### Stated exercise
Retype the material in full, keeping every word the same.

### Raw data
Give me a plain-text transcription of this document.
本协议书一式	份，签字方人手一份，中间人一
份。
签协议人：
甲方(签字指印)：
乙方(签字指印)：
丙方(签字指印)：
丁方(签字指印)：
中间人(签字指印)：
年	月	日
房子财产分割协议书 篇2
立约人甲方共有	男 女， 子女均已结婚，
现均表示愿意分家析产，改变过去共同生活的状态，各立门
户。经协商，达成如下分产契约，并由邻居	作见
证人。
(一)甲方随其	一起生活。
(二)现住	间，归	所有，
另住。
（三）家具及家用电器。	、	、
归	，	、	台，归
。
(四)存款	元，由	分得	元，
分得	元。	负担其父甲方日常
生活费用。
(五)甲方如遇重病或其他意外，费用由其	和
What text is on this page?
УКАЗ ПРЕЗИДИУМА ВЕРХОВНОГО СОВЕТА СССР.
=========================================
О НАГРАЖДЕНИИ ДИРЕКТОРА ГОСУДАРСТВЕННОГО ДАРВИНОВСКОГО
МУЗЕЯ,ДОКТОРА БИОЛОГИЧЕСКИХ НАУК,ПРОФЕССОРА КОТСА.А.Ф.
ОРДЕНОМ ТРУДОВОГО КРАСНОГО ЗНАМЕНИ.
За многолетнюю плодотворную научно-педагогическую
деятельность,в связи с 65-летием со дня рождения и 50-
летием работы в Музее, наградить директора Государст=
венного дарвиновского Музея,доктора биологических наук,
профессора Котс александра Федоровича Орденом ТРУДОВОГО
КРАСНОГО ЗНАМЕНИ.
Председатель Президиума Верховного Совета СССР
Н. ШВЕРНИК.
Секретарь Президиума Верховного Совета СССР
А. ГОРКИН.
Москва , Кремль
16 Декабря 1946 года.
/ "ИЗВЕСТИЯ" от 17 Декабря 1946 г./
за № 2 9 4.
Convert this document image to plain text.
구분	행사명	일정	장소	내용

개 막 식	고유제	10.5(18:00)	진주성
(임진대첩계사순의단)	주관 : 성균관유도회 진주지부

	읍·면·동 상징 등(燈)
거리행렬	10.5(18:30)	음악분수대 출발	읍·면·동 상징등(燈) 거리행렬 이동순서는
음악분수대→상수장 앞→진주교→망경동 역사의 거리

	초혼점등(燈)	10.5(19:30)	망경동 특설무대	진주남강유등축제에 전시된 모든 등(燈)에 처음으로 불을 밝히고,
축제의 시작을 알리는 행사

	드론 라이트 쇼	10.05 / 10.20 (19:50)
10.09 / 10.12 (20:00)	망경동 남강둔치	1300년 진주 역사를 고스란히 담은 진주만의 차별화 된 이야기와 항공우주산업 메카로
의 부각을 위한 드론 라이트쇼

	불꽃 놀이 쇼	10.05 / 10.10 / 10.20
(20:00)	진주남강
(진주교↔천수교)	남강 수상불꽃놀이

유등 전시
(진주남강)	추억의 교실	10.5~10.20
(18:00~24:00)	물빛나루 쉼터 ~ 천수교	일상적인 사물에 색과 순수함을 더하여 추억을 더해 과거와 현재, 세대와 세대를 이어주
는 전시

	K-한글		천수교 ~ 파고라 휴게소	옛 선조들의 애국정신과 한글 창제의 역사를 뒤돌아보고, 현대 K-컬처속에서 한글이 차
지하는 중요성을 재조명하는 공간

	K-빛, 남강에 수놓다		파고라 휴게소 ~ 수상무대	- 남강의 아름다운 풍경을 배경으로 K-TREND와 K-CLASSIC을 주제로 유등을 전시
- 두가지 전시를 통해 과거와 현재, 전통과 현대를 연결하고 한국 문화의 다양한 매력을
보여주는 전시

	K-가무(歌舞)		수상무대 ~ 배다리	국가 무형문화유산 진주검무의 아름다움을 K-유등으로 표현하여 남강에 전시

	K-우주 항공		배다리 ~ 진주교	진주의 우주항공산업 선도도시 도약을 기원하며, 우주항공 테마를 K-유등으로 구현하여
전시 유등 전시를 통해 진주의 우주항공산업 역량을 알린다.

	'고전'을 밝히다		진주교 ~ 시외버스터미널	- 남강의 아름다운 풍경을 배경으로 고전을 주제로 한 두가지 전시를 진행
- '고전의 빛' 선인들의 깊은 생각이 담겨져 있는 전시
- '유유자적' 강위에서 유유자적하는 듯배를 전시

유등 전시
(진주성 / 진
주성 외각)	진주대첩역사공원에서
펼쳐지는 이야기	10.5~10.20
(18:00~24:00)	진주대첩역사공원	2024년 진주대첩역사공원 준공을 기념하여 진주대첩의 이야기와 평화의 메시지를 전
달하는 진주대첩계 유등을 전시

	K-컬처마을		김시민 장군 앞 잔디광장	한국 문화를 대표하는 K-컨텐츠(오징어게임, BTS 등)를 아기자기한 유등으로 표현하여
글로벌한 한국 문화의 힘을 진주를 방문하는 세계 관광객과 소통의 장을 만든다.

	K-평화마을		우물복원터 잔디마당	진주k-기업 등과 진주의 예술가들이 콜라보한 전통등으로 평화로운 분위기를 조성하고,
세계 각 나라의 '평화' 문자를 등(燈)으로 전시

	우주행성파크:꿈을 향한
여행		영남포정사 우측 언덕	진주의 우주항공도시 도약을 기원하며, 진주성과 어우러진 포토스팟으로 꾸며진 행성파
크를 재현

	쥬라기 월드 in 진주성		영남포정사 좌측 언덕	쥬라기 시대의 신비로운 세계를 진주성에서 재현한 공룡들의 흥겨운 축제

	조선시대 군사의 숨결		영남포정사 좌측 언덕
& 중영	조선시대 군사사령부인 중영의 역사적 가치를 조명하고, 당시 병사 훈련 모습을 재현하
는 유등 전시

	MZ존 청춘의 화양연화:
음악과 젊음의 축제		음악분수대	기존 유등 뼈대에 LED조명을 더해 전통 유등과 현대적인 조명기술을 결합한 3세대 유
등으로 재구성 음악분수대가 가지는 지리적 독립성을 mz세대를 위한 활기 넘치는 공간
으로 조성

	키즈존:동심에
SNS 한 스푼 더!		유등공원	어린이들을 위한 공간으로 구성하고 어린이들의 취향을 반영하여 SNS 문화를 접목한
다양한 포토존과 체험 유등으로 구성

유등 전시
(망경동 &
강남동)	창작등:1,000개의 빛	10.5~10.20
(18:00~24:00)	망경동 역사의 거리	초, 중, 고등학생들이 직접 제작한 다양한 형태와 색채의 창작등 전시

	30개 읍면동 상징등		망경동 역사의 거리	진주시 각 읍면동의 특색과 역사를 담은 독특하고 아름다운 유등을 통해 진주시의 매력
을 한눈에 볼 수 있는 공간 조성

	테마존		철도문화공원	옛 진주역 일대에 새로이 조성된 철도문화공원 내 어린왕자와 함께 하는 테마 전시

### Correct answer
Give me a plain-text transcription of this document.
本协议书一式	份，签字方人手一份，中间人一
份。
签协议人：
甲方(签字指印)：
乙方(签字指印)：
丙方(签字指印)：
丁方(签字指印)：
中间人(签字指印)：
年	月	日
房子财产分割协议书 篇2
立约人甲方共有	男 女， 子女均已结婚，
现均表示愿意分家析产，改变过去共同生活的状态，各立门
户。经协商，达成如下分产契约，并由邻居	作见
证人。
(一)甲方随其	一起生活。
(二)现住	间，归	所有，
另住。
（三）家具及家用电器。	、	、
归	，	、	台，归
。
(四)存款	元，由	分得	元，
分得	元。	负担其父甲方日常
生活费用。
(五)甲方如遇重病或其他意外，费用由其	和
What text is on this page?
УКАЗ ПРЕЗИДИУМА ВЕРХОВНОГО СОВЕТА СССР.
=========================================
О НАГРАЖДЕНИИ ДИРЕКТОРА ГОСУДАРСТВЕННОГО ДАРВИНОВСКОГО
МУЗЕЯ,ДОКТОРА БИОЛОГИЧЕСКИХ НАУК,ПРОФЕССОРА КОТСА.А.Ф.
ОРДЕНОМ ТРУДОВОГО КРАСНОГО ЗНАМЕНИ.
За многолетнюю плодотворную научно-педагогическую
деятельность,в связи с 65-летием со дня рождения и 50-
летием работы в Музее, наградить директора Государст=
венного дарвиновского Музея,доктора биологических наук,
профессора Котс александра Федоровича Орденом ТРУДОВОГО
КРАСНОГО ЗНАМЕНИ.
Председатель Президиума Верховного Совета СССР
Н. ШВЕРНИК.
Секретарь Президиума Верховного Совета СССР
А. ГОРКИН.
Москва , Кремль
16 Декабря 1946 года.
/ "ИЗВЕСТИЯ" от 17 Декабря 1946 г./
за № 2 9 4.
Convert this document image to plain text.
구분	행사명	일정	장소	내용

개 막 식	고유제	10.5(18:00)	진주성
(임진대첩계사순의단)	주관 : 성균관유도회 진주지부

	읍·면·동 상징 등(燈)
거리행렬	10.5(18:30)	음악분수대 출발	읍·면·동 상징등(燈) 거리행렬 이동순서는
음악분수대→상수장 앞→진주교→망경동 역사의 거리

	초혼점등(燈)	10.5(19:30)	망경동 특설무대	진주남강유등축제에 전시된 모든 등(燈)에 처음으로 불을 밝히고,
축제의 시작을 알리는 행사

	드론 라이트 쇼	10.05 / 10.20 (19:50)
10.09 / 10.12 (20:00)	망경동 남강둔치	1300년 진주 역사를 고스란히 담은 진주만의 차별화 된 이야기와 항공우주산업 메카로
의 부각을 위한 드론 라이트쇼

	불꽃 놀이 쇼	10.05 / 10.10 / 10.20
(20:00)	진주남강
(진주교↔천수교)	남강 수상불꽃놀이

유등 전시
(진주남강)	추억의 교실	10.5~10.20
(18:00~24:00)	물빛나루 쉼터 ~ 천수교	일상적인 사물에 색과 순수함을 더하여 추억을 더해 과거와 현재, 세대와 세대를 이어주
는 전시

	K-한글		천수교 ~ 파고라 휴게소	옛 선조들의 애국정신과 한글 창제의 역사를 뒤돌아보고, 현대 K-컬처속에서 한글이 차
지하는 중요성을 재조명하는 공간

	K-빛, 남강에 수놓다		파고라 휴게소 ~ 수상무대	- 남강의 아름다운 풍경을 배경으로 K-TREND와 K-CLASSIC을 주제로 유등을 전시
- 두가지 전시를 통해 과거와 현재, 전통과 현대를 연결하고 한국 문화의 다양한 매력을
보여주는 전시

	K-가무(歌舞)		수상무대 ~ 배다리	국가 무형문화유산 진주검무의 아름다움을 K-유등으로 표현하여 남강에 전시

	K-우주 항공		배다리 ~ 진주교	진주의 우주항공산업 선도도시 도약을 기원하며, 우주항공 테마를 K-유등으로 구현하여
전시 유등 전시를 통해 진주의 우주항공산업 역량을 알린다.

	'고전'을 밝히다		진주교 ~ 시외버스터미널	- 남강의 아름다운 풍경을 배경으로 고전을 주제로 한 두가지 전시를 진행
- '고전의 빛' 선인들의 깊은 생각이 담겨져 있는 전시
- '유유자적' 강위에서 유유자적하는 듯배를 전시

유등 전시
(진주성 / 진
주성 외각)	진주대첩역사공원에서
펼쳐지는 이야기	10.5~10.20
(18:00~24:00)	진주대첩역사공원	2024년 진주대첩역사공원 준공을 기념하여 진주대첩의 이야기와 평화의 메시지를 전
달하는 진주대첩계 유등을 전시

	K-컬처마을		김시민 장군 앞 잔디광장	한국 문화를 대표하는 K-컨텐츠(오징어게임, BTS 등)를 아기자기한 유등으로 표현하여
글로벌한 한국 문화의 힘을 진주를 방문하는 세계 관광객과 소통의 장을 만든다.

	K-평화마을		우물복원터 잔디마당	진주k-기업 등과 진주의 예술가들이 콜라보한 전통등으로 평화로운 분위기를 조성하고,
세계 각 나라의 '평화' 문자를 등(燈)으로 전시

	우주행성파크:꿈을 향한
여행		영남포정사 우측 언덕	진주의 우주항공도시 도약을 기원하며, 진주성과 어우러진 포토스팟으로 꾸며진 행성파
크를 재현

	쥬라기 월드 in 진주성		영남포정사 좌측 언덕	쥬라기 시대의 신비로운 세계를 진주성에서 재현한 공룡들의 흥겨운 축제

	조선시대 군사의 숨결		영남포정사 좌측 언덕
& 중영	조선시대 군사사령부인 중영의 역사적 가치를 조명하고, 당시 병사 훈련 모습을 재현하
는 유등 전시

	MZ존 청춘의 화양연화:
음악과 젊음의 축제		음악분수대	기존 유등 뼈대에 LED조명을 더해 전통 유등과 현대적인 조명기술을 결합한 3세대 유
등으로 재구성 음악분수대가 가지는 지리적 독립성을 mz세대를 위한 활기 넘치는 공간
으로 조성

	키즈존:동심에
SNS 한 스푼 더!		유등공원	어린이들을 위한 공간으로 구성하고 어린이들의 취향을 반영하여 SNS 문화를 접목한
다양한 포토존과 체험 유등으로 구성

유등 전시
(망경동 &
강남동)	창작등:1,000개의 빛	10.5~10.20
(18:00~24:00)	망경동 역사의 거리	초, 중, 고등학생들이 직접 제작한 다양한 형태와 색채의 창작등 전시

	30개 읍면동 상징등		망경동 역사의 거리	진주시 각 읍면동의 특색과 역사를 담은 독특하고 아름다운 유등을 통해 진주시의 매력
을 한눈에 볼 수 있는 공간 조성

	테마존		철도문화공원	옛 진주역 일대에 새로이 조성된 철도문화공원 내 어린왕자와 함께 하는 테마 전시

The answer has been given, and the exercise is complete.